▶ DIRECTIONS FOR THIS TASK
Go through the material below and count the lines with the string "Blue"; the number is the whole answer.

Saved entries

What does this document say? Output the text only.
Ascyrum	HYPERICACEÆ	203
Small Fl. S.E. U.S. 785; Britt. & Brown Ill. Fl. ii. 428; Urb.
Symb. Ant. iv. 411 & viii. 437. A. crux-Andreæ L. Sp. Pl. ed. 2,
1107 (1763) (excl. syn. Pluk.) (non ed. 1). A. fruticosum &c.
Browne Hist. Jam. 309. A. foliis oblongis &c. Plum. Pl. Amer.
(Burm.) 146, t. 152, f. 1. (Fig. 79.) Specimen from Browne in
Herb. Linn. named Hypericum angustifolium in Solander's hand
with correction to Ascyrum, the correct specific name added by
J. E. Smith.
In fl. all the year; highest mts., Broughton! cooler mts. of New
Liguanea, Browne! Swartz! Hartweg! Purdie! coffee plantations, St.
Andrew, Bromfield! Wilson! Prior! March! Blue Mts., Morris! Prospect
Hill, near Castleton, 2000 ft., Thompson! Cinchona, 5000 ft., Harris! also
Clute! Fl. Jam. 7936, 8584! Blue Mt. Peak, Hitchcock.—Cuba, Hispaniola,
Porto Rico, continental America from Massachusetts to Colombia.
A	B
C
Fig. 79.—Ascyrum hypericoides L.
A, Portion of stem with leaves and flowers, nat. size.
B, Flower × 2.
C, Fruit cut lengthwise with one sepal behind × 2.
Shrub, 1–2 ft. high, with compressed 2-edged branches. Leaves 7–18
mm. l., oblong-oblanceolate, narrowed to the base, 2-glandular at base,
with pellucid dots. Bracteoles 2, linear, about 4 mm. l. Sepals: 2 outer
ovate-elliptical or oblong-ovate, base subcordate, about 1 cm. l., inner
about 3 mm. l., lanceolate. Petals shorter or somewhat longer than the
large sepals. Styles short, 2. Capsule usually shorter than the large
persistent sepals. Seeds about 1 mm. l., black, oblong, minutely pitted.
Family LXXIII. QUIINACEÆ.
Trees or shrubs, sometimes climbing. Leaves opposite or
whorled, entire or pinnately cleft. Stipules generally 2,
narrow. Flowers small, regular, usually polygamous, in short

▶ WRITTEN RESPONSE
2